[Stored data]
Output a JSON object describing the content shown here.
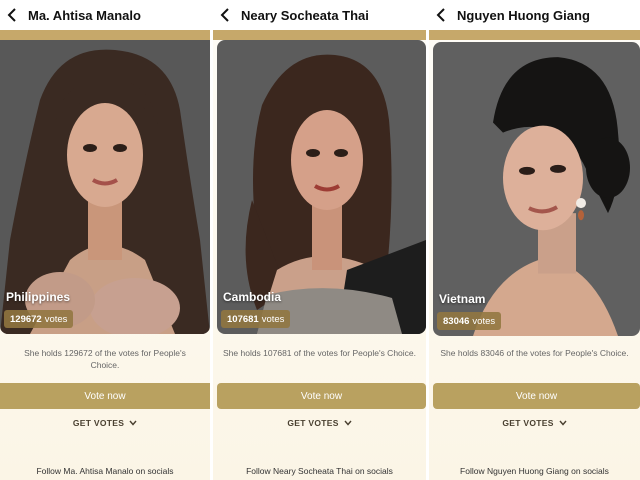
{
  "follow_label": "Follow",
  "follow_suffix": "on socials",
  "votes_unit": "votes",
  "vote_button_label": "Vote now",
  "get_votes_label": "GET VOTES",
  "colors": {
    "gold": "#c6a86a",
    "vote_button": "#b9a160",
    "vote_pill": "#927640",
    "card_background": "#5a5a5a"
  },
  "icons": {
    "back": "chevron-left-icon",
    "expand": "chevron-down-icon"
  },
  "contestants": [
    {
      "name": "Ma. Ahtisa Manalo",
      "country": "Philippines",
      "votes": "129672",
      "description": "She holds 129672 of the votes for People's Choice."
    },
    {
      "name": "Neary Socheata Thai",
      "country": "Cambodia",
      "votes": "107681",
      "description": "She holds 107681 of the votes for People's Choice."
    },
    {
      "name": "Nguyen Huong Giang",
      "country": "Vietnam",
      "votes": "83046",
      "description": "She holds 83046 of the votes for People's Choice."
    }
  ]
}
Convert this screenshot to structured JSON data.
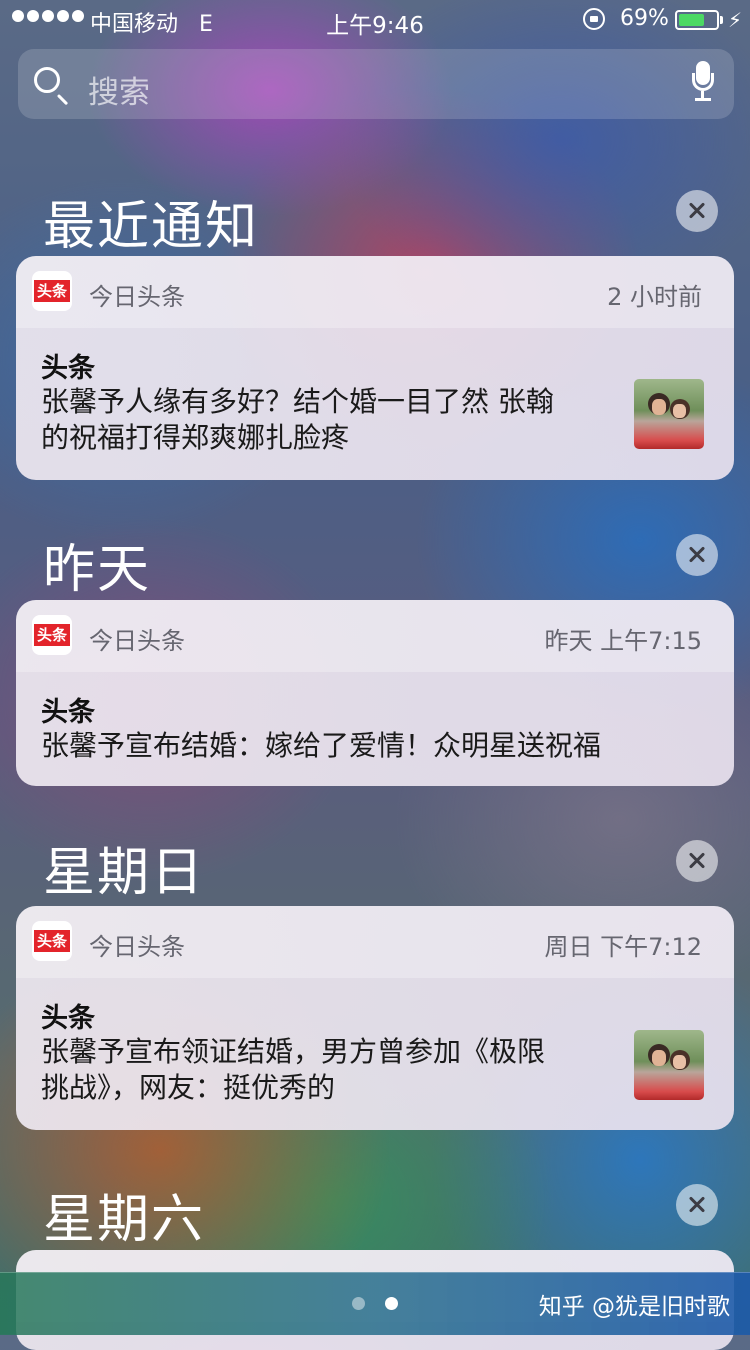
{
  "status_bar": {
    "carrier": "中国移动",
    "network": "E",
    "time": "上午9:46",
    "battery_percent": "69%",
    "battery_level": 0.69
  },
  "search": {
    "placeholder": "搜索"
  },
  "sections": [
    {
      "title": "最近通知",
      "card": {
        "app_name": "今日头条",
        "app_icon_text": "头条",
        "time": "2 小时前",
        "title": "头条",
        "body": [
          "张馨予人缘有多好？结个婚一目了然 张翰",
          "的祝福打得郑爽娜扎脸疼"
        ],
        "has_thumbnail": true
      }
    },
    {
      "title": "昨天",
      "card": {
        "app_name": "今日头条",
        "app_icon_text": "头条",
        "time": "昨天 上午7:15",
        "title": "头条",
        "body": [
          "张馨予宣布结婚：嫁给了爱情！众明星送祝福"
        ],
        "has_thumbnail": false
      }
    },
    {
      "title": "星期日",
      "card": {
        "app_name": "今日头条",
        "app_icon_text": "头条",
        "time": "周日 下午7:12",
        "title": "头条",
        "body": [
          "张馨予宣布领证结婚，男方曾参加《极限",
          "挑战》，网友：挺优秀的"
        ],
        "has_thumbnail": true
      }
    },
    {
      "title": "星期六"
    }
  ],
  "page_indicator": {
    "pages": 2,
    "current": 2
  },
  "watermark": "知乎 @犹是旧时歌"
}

The exercise:
Answer only with how many lines in the records include "title".

Correct output:
7